>> start
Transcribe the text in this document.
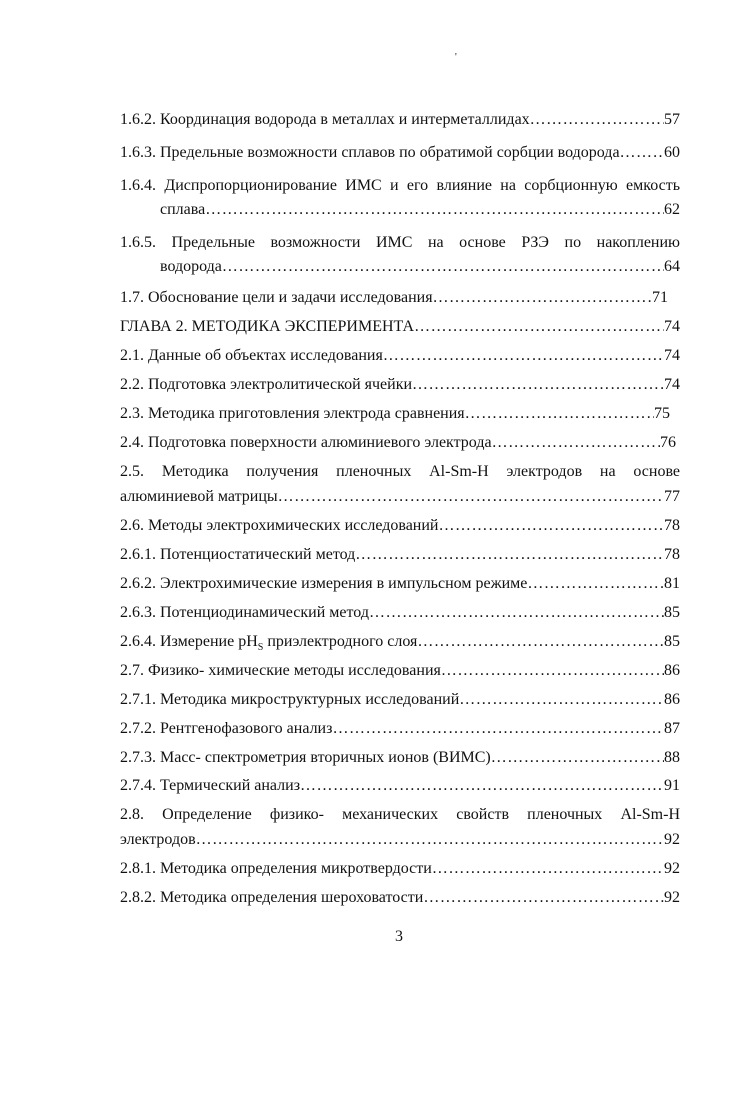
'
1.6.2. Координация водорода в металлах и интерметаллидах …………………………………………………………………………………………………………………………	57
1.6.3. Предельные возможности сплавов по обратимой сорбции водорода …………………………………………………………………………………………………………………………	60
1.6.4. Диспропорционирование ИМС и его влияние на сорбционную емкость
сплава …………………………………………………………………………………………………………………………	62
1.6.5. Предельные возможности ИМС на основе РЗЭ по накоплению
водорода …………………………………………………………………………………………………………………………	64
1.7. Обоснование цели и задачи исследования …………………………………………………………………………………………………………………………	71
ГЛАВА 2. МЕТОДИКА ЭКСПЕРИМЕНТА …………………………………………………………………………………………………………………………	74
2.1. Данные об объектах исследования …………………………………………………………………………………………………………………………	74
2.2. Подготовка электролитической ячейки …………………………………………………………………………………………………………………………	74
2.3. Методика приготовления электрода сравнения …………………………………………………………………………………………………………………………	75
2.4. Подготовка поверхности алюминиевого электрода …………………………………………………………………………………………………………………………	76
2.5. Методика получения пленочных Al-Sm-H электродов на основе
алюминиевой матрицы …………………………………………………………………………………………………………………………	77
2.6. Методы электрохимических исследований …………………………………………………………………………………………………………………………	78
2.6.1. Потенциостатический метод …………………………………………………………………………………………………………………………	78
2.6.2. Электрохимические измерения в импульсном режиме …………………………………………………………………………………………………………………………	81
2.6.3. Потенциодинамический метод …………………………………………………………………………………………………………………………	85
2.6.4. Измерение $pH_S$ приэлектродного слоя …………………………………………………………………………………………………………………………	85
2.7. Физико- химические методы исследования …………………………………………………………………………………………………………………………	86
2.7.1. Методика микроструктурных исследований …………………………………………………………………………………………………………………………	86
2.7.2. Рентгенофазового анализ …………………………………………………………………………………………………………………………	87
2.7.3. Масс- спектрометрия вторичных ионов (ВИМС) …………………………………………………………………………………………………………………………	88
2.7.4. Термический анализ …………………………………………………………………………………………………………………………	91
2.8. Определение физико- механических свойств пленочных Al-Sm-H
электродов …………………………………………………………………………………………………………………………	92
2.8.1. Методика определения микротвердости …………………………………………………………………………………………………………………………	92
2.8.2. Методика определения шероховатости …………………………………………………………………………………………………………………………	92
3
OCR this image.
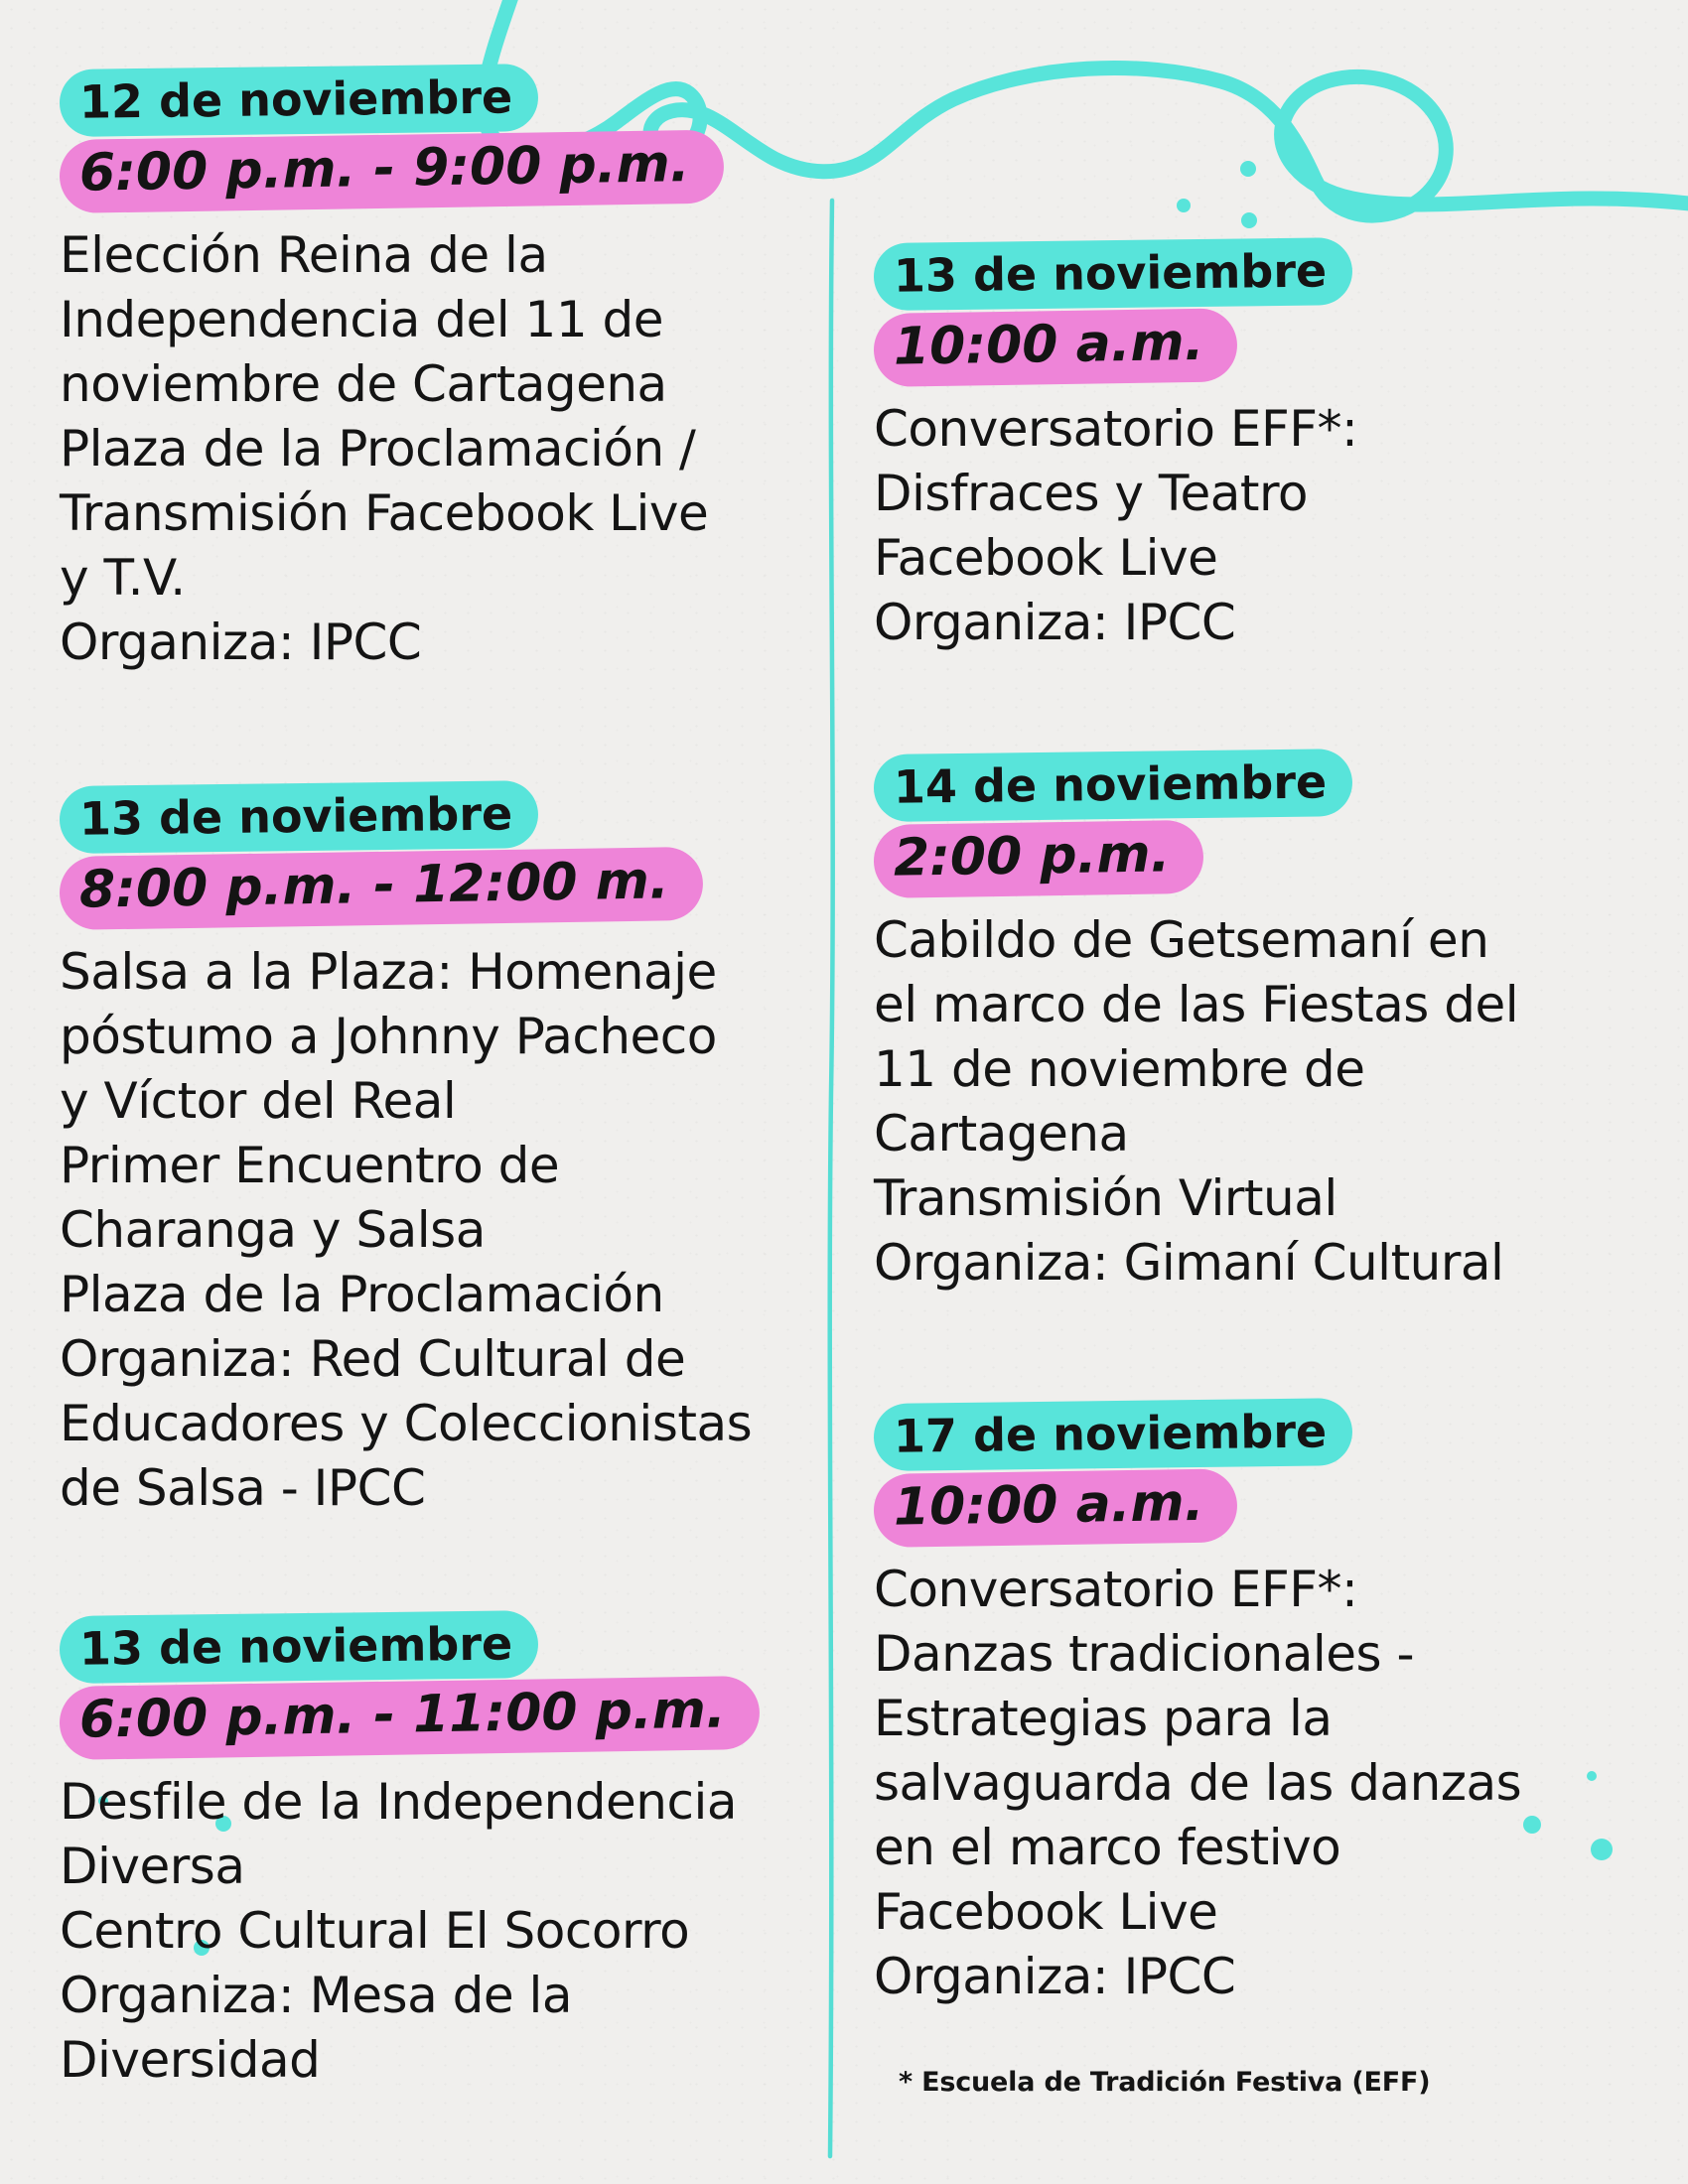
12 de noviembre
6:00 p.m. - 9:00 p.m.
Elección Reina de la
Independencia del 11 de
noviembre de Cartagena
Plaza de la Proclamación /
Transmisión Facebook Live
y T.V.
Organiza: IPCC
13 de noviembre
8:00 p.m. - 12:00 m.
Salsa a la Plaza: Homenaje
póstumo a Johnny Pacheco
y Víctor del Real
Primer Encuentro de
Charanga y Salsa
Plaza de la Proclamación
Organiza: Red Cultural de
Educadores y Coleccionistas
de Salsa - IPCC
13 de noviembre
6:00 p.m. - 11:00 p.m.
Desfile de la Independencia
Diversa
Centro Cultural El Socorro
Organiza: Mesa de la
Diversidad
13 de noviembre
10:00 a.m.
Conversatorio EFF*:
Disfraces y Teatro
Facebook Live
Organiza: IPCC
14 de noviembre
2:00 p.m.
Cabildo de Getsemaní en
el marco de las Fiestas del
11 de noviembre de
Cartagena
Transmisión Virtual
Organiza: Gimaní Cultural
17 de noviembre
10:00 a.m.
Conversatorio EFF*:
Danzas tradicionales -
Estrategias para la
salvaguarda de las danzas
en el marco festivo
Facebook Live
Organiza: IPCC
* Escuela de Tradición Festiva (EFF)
>> end
[Task] Return all of the entries word for word, but omit the pictures.

[Problem solution]
Transcribe the text in this document.
'
1.6.2. Координация водорода в металлах и интерметаллидах …………………………………………………………………………………………………………………………	57
1.6.3. Предельные возможности сплавов по обратимой сорбции водорода …………………………………………………………………………………………………………………………	60
1.6.4. Диспропорционирование ИМС и его влияние на сорбционную емкость
сплава …………………………………………………………………………………………………………………………	62
1.6.5. Предельные возможности ИМС на основе РЗЭ по накоплению
водорода …………………………………………………………………………………………………………………………	64
1.7. Обоснование цели и задачи исследования …………………………………………………………………………………………………………………………	71
ГЛАВА 2. МЕТОДИКА ЭКСПЕРИМЕНТА …………………………………………………………………………………………………………………………	74
2.1. Данные об объектах исследования …………………………………………………………………………………………………………………………	74
2.2. Подготовка электролитической ячейки …………………………………………………………………………………………………………………………	74
2.3. Методика приготовления электрода сравнения …………………………………………………………………………………………………………………………	75
2.4. Подготовка поверхности алюминиевого электрода …………………………………………………………………………………………………………………………	76
2.5. Методика получения пленочных Al-Sm-H электродов на основе
алюминиевой матрицы …………………………………………………………………………………………………………………………	77
2.6. Методы электрохимических исследований …………………………………………………………………………………………………………………………	78
2.6.1. Потенциостатический метод …………………………………………………………………………………………………………………………	78
2.6.2. Электрохимические измерения в импульсном режиме …………………………………………………………………………………………………………………………	81
2.6.3. Потенциодинамический метод …………………………………………………………………………………………………………………………	85
2.6.4. Измерение $pH_S$ приэлектродного слоя …………………………………………………………………………………………………………………………	85
2.7. Физико- химические методы исследования …………………………………………………………………………………………………………………………	86
2.7.1. Методика микроструктурных исследований …………………………………………………………………………………………………………………………	86
2.7.2. Рентгенофазового анализ …………………………………………………………………………………………………………………………	87
2.7.3. Масс- спектрометрия вторичных ионов (ВИМС) …………………………………………………………………………………………………………………………	88
2.7.4. Термический анализ …………………………………………………………………………………………………………………………	91
2.8. Определение физико- механических свойств пленочных Al-Sm-H
электродов …………………………………………………………………………………………………………………………	92
2.8.1. Методика определения микротвердости …………………………………………………………………………………………………………………………	92
2.8.2. Методика определения шероховатости …………………………………………………………………………………………………………………………	92
3
OCR this image.
12 de noviembre
6:00 p.m. - 9:00 p.m.
Elección Reina de la
Independencia del 11 de
noviembre de Cartagena
Plaza de la Proclamación /
Transmisión Facebook Live
y T.V.
Organiza: IPCC
13 de noviembre
8:00 p.m. - 12:00 m.
Salsa a la Plaza: Homenaje
póstumo a Johnny Pacheco
y Víctor del Real
Primer Encuentro de
Charanga y Salsa
Plaza de la Proclamación
Organiza: Red Cultural de
Educadores y Coleccionistas
de Salsa - IPCC
13 de noviembre
6:00 p.m. - 11:00 p.m.
Desfile de la Independencia
Diversa
Centro Cultural El Socorro
Organiza: Mesa de la
Diversidad
13 de noviembre
10:00 a.m.
Conversatorio EFF*:
Disfraces y Teatro
Facebook Live
Organiza: IPCC
14 de noviembre
2:00 p.m.
Cabildo de Getsemaní en
el marco de las Fiestas del
11 de noviembre de
Cartagena
Transmisión Virtual
Organiza: Gimaní Cultural
17 de noviembre
10:00 a.m.
Conversatorio EFF*:
Danzas tradicionales -
Estrategias para la
salvaguarda de las danzas
en el marco festivo
Facebook Live
Organiza: IPCC
* Escuela de Tradición Festiva (EFF)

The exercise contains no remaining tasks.